= EXERCISE MATERIALS =
————————

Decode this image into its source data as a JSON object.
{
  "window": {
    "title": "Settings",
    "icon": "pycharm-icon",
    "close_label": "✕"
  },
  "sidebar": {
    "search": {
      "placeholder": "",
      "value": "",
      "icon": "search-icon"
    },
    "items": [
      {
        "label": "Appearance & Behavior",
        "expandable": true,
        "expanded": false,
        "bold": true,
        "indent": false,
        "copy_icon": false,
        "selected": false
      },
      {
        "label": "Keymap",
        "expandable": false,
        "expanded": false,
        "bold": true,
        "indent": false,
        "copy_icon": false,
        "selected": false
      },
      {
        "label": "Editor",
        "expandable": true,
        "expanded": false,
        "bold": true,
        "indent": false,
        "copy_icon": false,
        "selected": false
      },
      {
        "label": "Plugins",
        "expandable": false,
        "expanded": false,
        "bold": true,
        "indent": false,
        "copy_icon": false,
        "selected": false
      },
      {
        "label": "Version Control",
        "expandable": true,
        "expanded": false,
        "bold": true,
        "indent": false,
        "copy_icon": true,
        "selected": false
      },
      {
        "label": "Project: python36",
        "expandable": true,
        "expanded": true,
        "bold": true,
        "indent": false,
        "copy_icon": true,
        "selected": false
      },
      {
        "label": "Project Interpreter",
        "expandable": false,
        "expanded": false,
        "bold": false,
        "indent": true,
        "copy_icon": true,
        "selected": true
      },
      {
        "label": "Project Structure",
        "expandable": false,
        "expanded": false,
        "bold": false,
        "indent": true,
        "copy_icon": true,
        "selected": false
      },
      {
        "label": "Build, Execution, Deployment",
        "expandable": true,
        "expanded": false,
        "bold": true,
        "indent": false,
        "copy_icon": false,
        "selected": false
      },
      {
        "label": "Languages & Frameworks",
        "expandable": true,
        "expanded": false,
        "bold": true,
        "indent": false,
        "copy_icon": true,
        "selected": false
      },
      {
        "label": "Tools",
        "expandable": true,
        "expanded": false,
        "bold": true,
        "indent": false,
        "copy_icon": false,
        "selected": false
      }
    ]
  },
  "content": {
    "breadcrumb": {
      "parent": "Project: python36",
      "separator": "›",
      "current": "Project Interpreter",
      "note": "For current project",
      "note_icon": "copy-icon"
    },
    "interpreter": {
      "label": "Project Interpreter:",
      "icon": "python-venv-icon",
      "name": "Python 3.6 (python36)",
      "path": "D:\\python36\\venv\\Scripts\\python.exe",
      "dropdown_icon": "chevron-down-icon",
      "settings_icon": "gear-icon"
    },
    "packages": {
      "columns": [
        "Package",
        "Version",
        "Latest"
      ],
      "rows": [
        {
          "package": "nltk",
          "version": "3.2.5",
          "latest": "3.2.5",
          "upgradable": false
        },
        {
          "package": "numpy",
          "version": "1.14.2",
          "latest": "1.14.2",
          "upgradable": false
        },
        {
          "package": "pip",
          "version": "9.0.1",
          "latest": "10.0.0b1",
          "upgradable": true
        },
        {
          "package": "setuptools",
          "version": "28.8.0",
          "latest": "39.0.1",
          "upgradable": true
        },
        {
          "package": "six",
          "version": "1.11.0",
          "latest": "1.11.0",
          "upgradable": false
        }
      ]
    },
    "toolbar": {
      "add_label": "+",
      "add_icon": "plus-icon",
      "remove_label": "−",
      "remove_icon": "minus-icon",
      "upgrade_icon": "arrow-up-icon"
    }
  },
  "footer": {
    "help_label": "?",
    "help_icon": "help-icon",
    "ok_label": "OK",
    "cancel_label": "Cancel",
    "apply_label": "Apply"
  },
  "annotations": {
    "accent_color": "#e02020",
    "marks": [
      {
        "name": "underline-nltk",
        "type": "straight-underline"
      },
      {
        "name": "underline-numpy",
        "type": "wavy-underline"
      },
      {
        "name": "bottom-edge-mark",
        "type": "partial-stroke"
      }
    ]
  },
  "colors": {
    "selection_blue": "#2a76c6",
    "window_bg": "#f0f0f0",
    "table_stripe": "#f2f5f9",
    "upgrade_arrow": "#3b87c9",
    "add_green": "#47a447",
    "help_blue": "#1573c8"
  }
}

————————

= TASK DESCRIPTION =
Reproduce the entries above in full, verbatim.

= ANSWER FOR THIS EXERCISE =
Decode this image into its source data as a JSON object.
{
  "window": {
    "title": "Settings",
    "icon": "pycharm-icon",
    "close_label": "✕"
  },
  "sidebar": {
    "search": {
      "placeholder": "",
      "value": "",
      "icon": "search-icon"
    },
    "items": [
      {
        "label": "Appearance & Behavior",
        "expandable": true,
        "expanded": false,
        "bold": true,
        "indent": false,
        "copy_icon": false,
        "selected": false
      },
      {
        "label": "Keymap",
        "expandable": false,
        "expanded": false,
        "bold": true,
        "indent": false,
        "copy_icon": false,
        "selected": false
      },
      {
        "label": "Editor",
        "expandable": true,
        "expanded": false,
        "bold": true,
        "indent": false,
        "copy_icon": false,
        "selected": false
      },
      {
        "label": "Plugins",
        "expandable": false,
        "expanded": false,
        "bold": true,
        "indent": false,
        "copy_icon": false,
        "selected": false
      },
      {
        "label": "Version Control",
        "expandable": true,
        "expanded": false,
        "bold": true,
        "indent": false,
        "copy_icon": true,
        "selected": false
      },
      {
        "label": "Project: python36",
        "expandable": true,
        "expanded": true,
        "bold": true,
        "indent": false,
        "copy_icon": true,
        "selected": false
      },
      {
        "label": "Project Interpreter",
        "expandable": false,
        "expanded": false,
        "bold": false,
        "indent": true,
        "copy_icon": true,
        "selected": true
      },
      {
        "label": "Project Structure",
        "expandable": false,
        "expanded": false,
        "bold": false,
        "indent": true,
        "copy_icon": true,
        "selected": false
      },
      {
        "label": "Build, Execution, Deployment",
        "expandable": true,
        "expanded": false,
        "bold": true,
        "indent": false,
        "copy_icon": false,
        "selected": false
      },
      {
        "label": "Languages & Frameworks",
        "expandable": true,
        "expanded": false,
        "bold": true,
        "indent": false,
        "copy_icon": true,
        "selected": false
      },
      {
        "label": "Tools",
        "expandable": true,
        "expanded": false,
        "bold": true,
        "indent": false,
        "copy_icon": false,
        "selected": false
      }
    ]
  },
  "content": {
    "breadcrumb": {
      "parent": "Project: python36",
      "separator": "›",
      "current": "Project Interpreter",
      "note": "For current project",
      "note_icon": "copy-icon"
    },
    "interpreter": {
      "label": "Project Interpreter:",
      "icon": "python-venv-icon",
      "name": "Python 3.6 (python36)",
      "path": "D:\\python36\\venv\\Scripts\\python.exe",
      "dropdown_icon": "chevron-down-icon",
      "settings_icon": "gear-icon"
    },
    "packages": {
      "columns": [
        "Package",
        "Version",
        "Latest"
      ],
      "rows": [
        {
          "package": "nltk",
          "version": "3.2.5",
          "latest": "3.2.5",
          "upgradable": false
        },
        {
          "package": "numpy",
          "version": "1.14.2",
          "latest": "1.14.2",
          "upgradable": false
        },
        {
          "package": "pip",
          "version": "9.0.1",
          "latest": "10.0.0b1",
          "upgradable": true
        },
        {
          "package": "setuptools",
          "version": "28.8.0",
          "latest": "39.0.1",
          "upgradable": true
        },
        {
          "package": "six",
          "version": "1.11.0",
          "latest": "1.11.0",
          "upgradable": false
        }
      ]
    },
    "toolbar": {
      "add_label": "+",
      "add_icon": "plus-icon",
      "remove_label": "−",
      "remove_icon": "minus-icon",
      "upgrade_icon": "arrow-up-icon"
    }
  },
  "footer": {
    "help_label": "?",
    "help_icon": "help-icon",
    "ok_label": "OK",
    "cancel_label": "Cancel",
    "apply_label": "Apply"
  },
  "annotations": {
    "accent_color": "#e02020",
    "marks": [
      {
        "name": "underline-nltk",
        "type": "straight-underline"
      },
      {
        "name": "underline-numpy",
        "type": "wavy-underline"
      },
      {
        "name": "bottom-edge-mark",
        "type": "partial-stroke"
      }
    ]
  },
  "colors": {
    "selection_blue": "#2a76c6",
    "window_bg": "#f0f0f0",
    "table_stripe": "#f2f5f9",
    "upgrade_arrow": "#3b87c9",
    "add_green": "#47a447",
    "help_blue": "#1573c8"
  }
}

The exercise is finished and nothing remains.